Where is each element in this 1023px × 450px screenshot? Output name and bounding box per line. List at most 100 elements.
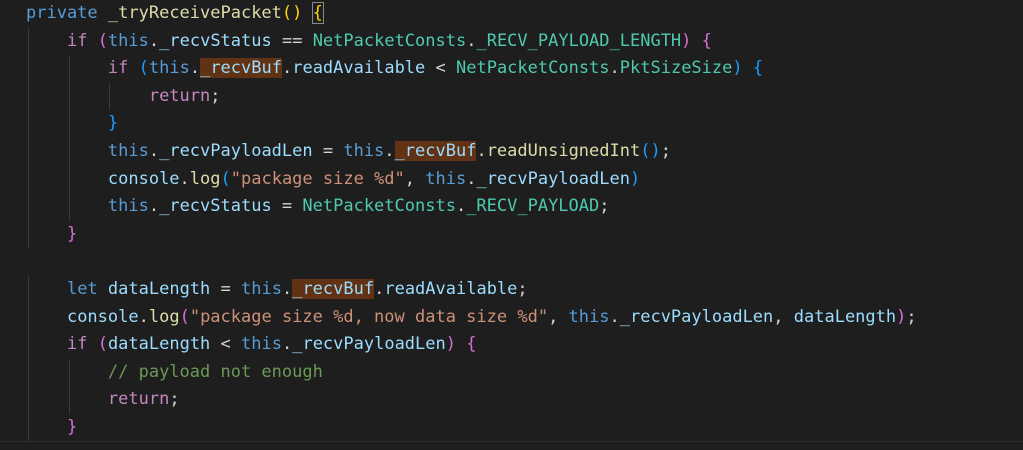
code-token: return	[107, 389, 170, 410]
code-token: ,	[773, 306, 794, 327]
code-token: this	[343, 140, 385, 161]
code-token: _RECV_PAYLOAD	[466, 196, 600, 217]
code-token: readAvailable	[384, 278, 518, 299]
code-token: this	[107, 196, 149, 217]
code-token: .	[281, 334, 293, 355]
code-token: ;	[517, 278, 528, 299]
code-token: NetPacketConsts	[456, 58, 610, 79]
code-token: )	[896, 306, 907, 327]
code-line[interactable]	[0, 248, 1023, 276]
code-line[interactable]: this._recvPayloadLen = this._recvBuf.rea…	[0, 137, 1023, 166]
code-line[interactable]: }	[0, 220, 1023, 249]
code-token: .	[466, 30, 477, 51]
code-line[interactable]: console.log("package size %d, now data s…	[0, 303, 1023, 332]
code-token: (	[97, 334, 108, 355]
code-token: ==	[271, 30, 313, 51]
code-token: _RECV_PAYLOAD_LENGTH	[476, 30, 682, 51]
indent-guide	[109, 82, 111, 111]
code-token: ;	[599, 196, 610, 217]
code-token: // payload not enough	[107, 361, 323, 382]
code-token: "package size %d"	[230, 168, 405, 189]
code-token: _recvPayloadLen	[292, 334, 446, 355]
code-token: .	[609, 306, 620, 327]
code-token: .	[374, 278, 385, 299]
code-token: .	[148, 196, 160, 217]
code-token: .	[148, 30, 160, 51]
indent-guide	[28, 110, 29, 138]
code-token: (	[138, 58, 149, 79]
indent-guide	[68, 193, 70, 221]
code-line[interactable]: private _tryReceivePacket() {	[0, 0, 1023, 28]
code-line[interactable]: if (this._recvBuf.readAvailable < NetPac…	[0, 55, 1023, 83]
code-token: =	[210, 278, 241, 299]
indent-guide	[68, 165, 70, 194]
code-token: NetPacketConsts	[312, 30, 467, 51]
code-token: <	[210, 334, 242, 355]
code-token: if	[107, 58, 129, 79]
code-token: _recvPayloadLen	[476, 168, 630, 189]
code-token: _recvBuf	[394, 140, 477, 161]
code-token: )	[445, 334, 456, 355]
code-token: .	[148, 140, 160, 161]
editor-bottom-divider	[0, 441, 1023, 442]
code-token: PktSizeSize	[619, 58, 733, 79]
code-token: (	[97, 30, 108, 51]
code-line[interactable]: if (dataLength < this._recvPayloadLen) {	[0, 331, 1023, 359]
code-token: private	[26, 3, 98, 23]
code-token: dataLength	[107, 334, 211, 355]
code-token: dataLength	[793, 306, 897, 327]
code-token: }	[107, 113, 119, 134]
code-token: <	[425, 58, 456, 79]
code-token: )	[732, 58, 743, 79]
indent-guide	[68, 358, 70, 387]
code-token: {	[311, 2, 324, 24]
code-line[interactable]: let dataLength = this._recvBuf.readAvail…	[0, 275, 1023, 304]
indent-guide	[28, 137, 29, 166]
code-token: {	[752, 58, 764, 79]
indent-guide	[28, 82, 29, 111]
code-token: NetPacketConsts	[302, 196, 456, 217]
code-line[interactable]: return;	[0, 82, 1023, 111]
indent-guide	[68, 386, 70, 414]
code-line[interactable]: console.log("package size %d", this._rec…	[0, 165, 1023, 194]
code-token: .	[476, 140, 487, 161]
code-token: "package size %d, now data size %d"	[189, 306, 549, 327]
code-line[interactable]: this._recvStatus = NetPacketConsts._RECV…	[0, 193, 1023, 221]
code-token: ;	[660, 140, 671, 161]
code-line[interactable]: if (this._recvStatus == NetPacketConsts.…	[0, 27, 1023, 56]
code-line[interactable]: }	[0, 110, 1023, 138]
code-token: .	[189, 58, 201, 79]
code-line[interactable]: // payload not enough	[0, 358, 1023, 387]
code-token: this	[425, 168, 467, 189]
code-token: readAvailable	[292, 58, 426, 79]
code-token: _recvPayloadLen	[619, 306, 774, 327]
indent-guide	[68, 82, 70, 111]
code-token: ;	[906, 306, 917, 327]
code-editor[interactable]: private _tryReceivePacket() { if (this._…	[0, 0, 1023, 450]
code-token: _recvStatus	[159, 196, 272, 217]
code-area[interactable]: private _tryReceivePacket() { if (this._…	[0, 0, 1023, 442]
code-token: .	[455, 196, 467, 217]
code-line[interactable]: }	[0, 413, 1023, 442]
code-token: let	[66, 278, 98, 299]
code-token: {	[701, 30, 712, 51]
code-token: ;	[210, 85, 221, 106]
code-line[interactable]: return;	[0, 386, 1023, 414]
code-token: {	[466, 334, 477, 355]
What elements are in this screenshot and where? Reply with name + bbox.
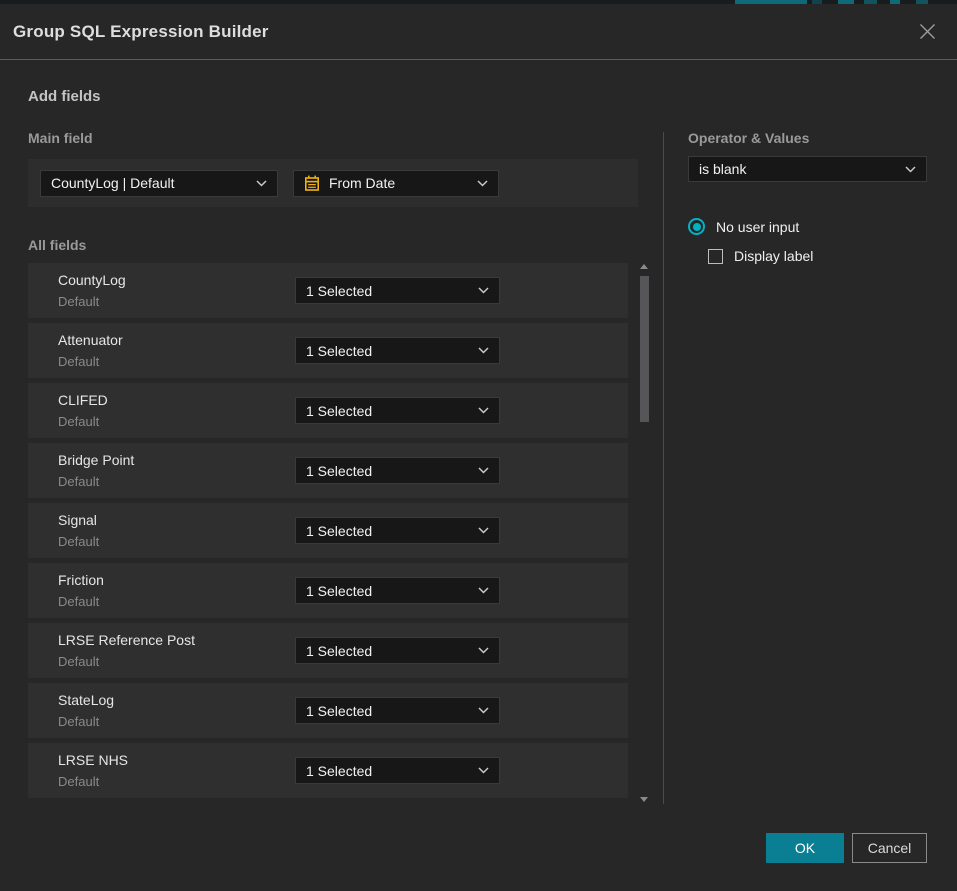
chevron-down-icon (905, 166, 916, 173)
chevron-down-icon (478, 647, 489, 654)
field-name: Bridge Point (58, 452, 134, 468)
field-subtitle: Default (58, 474, 99, 489)
chevron-down-icon (478, 587, 489, 594)
main-field-source-select[interactable]: CountyLog | Default (40, 170, 278, 197)
chevron-down-icon (478, 767, 489, 774)
operator-select-value: is blank (699, 161, 746, 177)
scrollbar-thumb[interactable] (640, 276, 649, 422)
field-name: Signal (58, 512, 97, 528)
dialog-title: Group SQL Expression Builder (13, 22, 269, 42)
chevron-down-icon (477, 180, 488, 187)
field-row-clifed: CLIFED Default 1 Selected (28, 383, 628, 438)
field-subtitle: Default (58, 654, 99, 669)
field-subtitle: Default (58, 534, 99, 549)
all-fields-label: All fields (28, 237, 638, 253)
selected-count: 1 Selected (306, 343, 372, 359)
field-name: Friction (58, 572, 104, 588)
field-name: CLIFED (58, 392, 108, 408)
all-fields-list: CountyLog Default 1 Selected Attenuator … (28, 263, 628, 798)
field-subtitle: Default (58, 414, 99, 429)
operator-values-label: Operator & Values (688, 130, 927, 146)
field-subtitle: Default (58, 714, 99, 729)
field-row-friction: Friction Default 1 Selected (28, 563, 628, 618)
field-name: CountyLog (58, 272, 126, 288)
column-divider (663, 132, 664, 804)
chevron-down-icon (478, 707, 489, 714)
no-user-input-option[interactable]: No user input (688, 218, 927, 235)
close-icon (918, 22, 937, 41)
dialog-header: Group SQL Expression Builder (0, 4, 957, 60)
group-sql-expression-builder-dialog: Group SQL Expression Builder Add fields … (0, 4, 957, 891)
chevron-down-icon (478, 347, 489, 354)
radio-selected-icon[interactable] (688, 218, 705, 235)
display-label-option[interactable]: Display label (708, 248, 927, 264)
chevron-down-icon (256, 180, 267, 187)
field-row-lrse-reference-post: LRSE Reference Post Default 1 Selected (28, 623, 628, 678)
operator-values-column: Operator & Values is blank No user input… (688, 130, 927, 264)
field-selected-dropdown[interactable]: 1 Selected (295, 757, 500, 784)
chevron-down-icon (478, 527, 489, 534)
main-field-source-value: CountyLog | Default (51, 175, 175, 191)
field-name: LRSE NHS (58, 752, 128, 768)
chevron-down-icon (478, 467, 489, 474)
field-selected-dropdown[interactable]: 1 Selected (295, 457, 500, 484)
calendar-icon (304, 175, 320, 192)
field-selected-dropdown[interactable]: 1 Selected (295, 697, 500, 724)
operator-select[interactable]: is blank (688, 156, 927, 182)
add-fields-heading: Add fields (28, 88, 957, 105)
field-selected-dropdown[interactable]: 1 Selected (295, 337, 500, 364)
chevron-down-icon (478, 407, 489, 414)
field-row-signal: Signal Default 1 Selected (28, 503, 628, 558)
field-selected-dropdown[interactable]: 1 Selected (295, 277, 500, 304)
cancel-button[interactable]: Cancel (852, 833, 927, 863)
field-name: Attenuator (58, 332, 123, 348)
field-selected-dropdown[interactable]: 1 Selected (295, 397, 500, 424)
field-subtitle: Default (58, 594, 99, 609)
field-selected-dropdown[interactable]: 1 Selected (295, 637, 500, 664)
field-name: StateLog (58, 692, 114, 708)
selected-count: 1 Selected (306, 283, 372, 299)
field-row-attenuator: Attenuator Default 1 Selected (28, 323, 628, 378)
field-selected-dropdown[interactable]: 1 Selected (295, 517, 500, 544)
field-row-lrse-nhs: LRSE NHS Default 1 Selected (28, 743, 628, 798)
display-label-label: Display label (734, 248, 813, 264)
field-row-countylog: CountyLog Default 1 Selected (28, 263, 628, 318)
selected-count: 1 Selected (306, 703, 372, 719)
field-row-statelog: StateLog Default 1 Selected (28, 683, 628, 738)
main-field-field-select[interactable]: From Date (293, 170, 499, 197)
field-subtitle: Default (58, 294, 99, 309)
selected-count: 1 Selected (306, 763, 372, 779)
selected-count: 1 Selected (306, 403, 372, 419)
fields-column: Main field CountyLog | Default (28, 130, 638, 798)
scrollbar-up-arrow-icon[interactable] (640, 264, 648, 269)
field-row-bridge-point: Bridge Point Default 1 Selected (28, 443, 628, 498)
main-field-panel: CountyLog | Default From Date (28, 159, 638, 207)
close-button[interactable] (915, 20, 939, 44)
scrollbar-down-arrow-icon[interactable] (640, 797, 648, 802)
field-name: LRSE Reference Post (58, 632, 195, 648)
field-subtitle: Default (58, 354, 99, 369)
selected-count: 1 Selected (306, 643, 372, 659)
main-field-field-value: From Date (329, 175, 395, 191)
field-selected-dropdown[interactable]: 1 Selected (295, 577, 500, 604)
dialog-footer: OK Cancel (766, 833, 927, 863)
selected-count: 1 Selected (306, 463, 372, 479)
selected-count: 1 Selected (306, 523, 372, 539)
main-field-label: Main field (28, 130, 638, 146)
ok-button[interactable]: OK (766, 833, 844, 863)
no-user-input-label: No user input (716, 219, 799, 235)
chevron-down-icon (478, 287, 489, 294)
fields-list-scrollbar[interactable] (637, 262, 652, 804)
selected-count: 1 Selected (306, 583, 372, 599)
field-subtitle: Default (58, 774, 99, 789)
checkbox-unchecked-icon[interactable] (708, 249, 723, 264)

#### Problem details
Please reproduce the part of the records that opens with the line containing "389, 170, 410]" and closes with the line containing "30, 477, 51]", substituting "self" for "this" wherever it appears and leaving everything else unchanged. Output only those lines.

#### Expected output
code-token: return	[107, 389, 170, 410]
code-token: ,	[773, 306, 794, 327]
code-token: self	[343, 140, 385, 161]
code-token: _RECV_PAYLOAD	[466, 196, 600, 217]
code-token: readAvailable	[384, 278, 518, 299]
code-token: self	[107, 196, 149, 217]
code-token: .	[281, 334, 293, 355]
code-token: ;	[517, 278, 528, 299]
code-token: NetPacketConsts	[456, 58, 610, 79]
code-token: )	[896, 306, 907, 327]
code-line[interactable]	[0, 248, 1023, 276]
code-line[interactable]: self._recvPayloadLen = self._recvBuf.rea…	[0, 137, 1023, 166]
code-line[interactable]: }	[0, 220, 1023, 249]
code-token: .	[466, 30, 477, 51]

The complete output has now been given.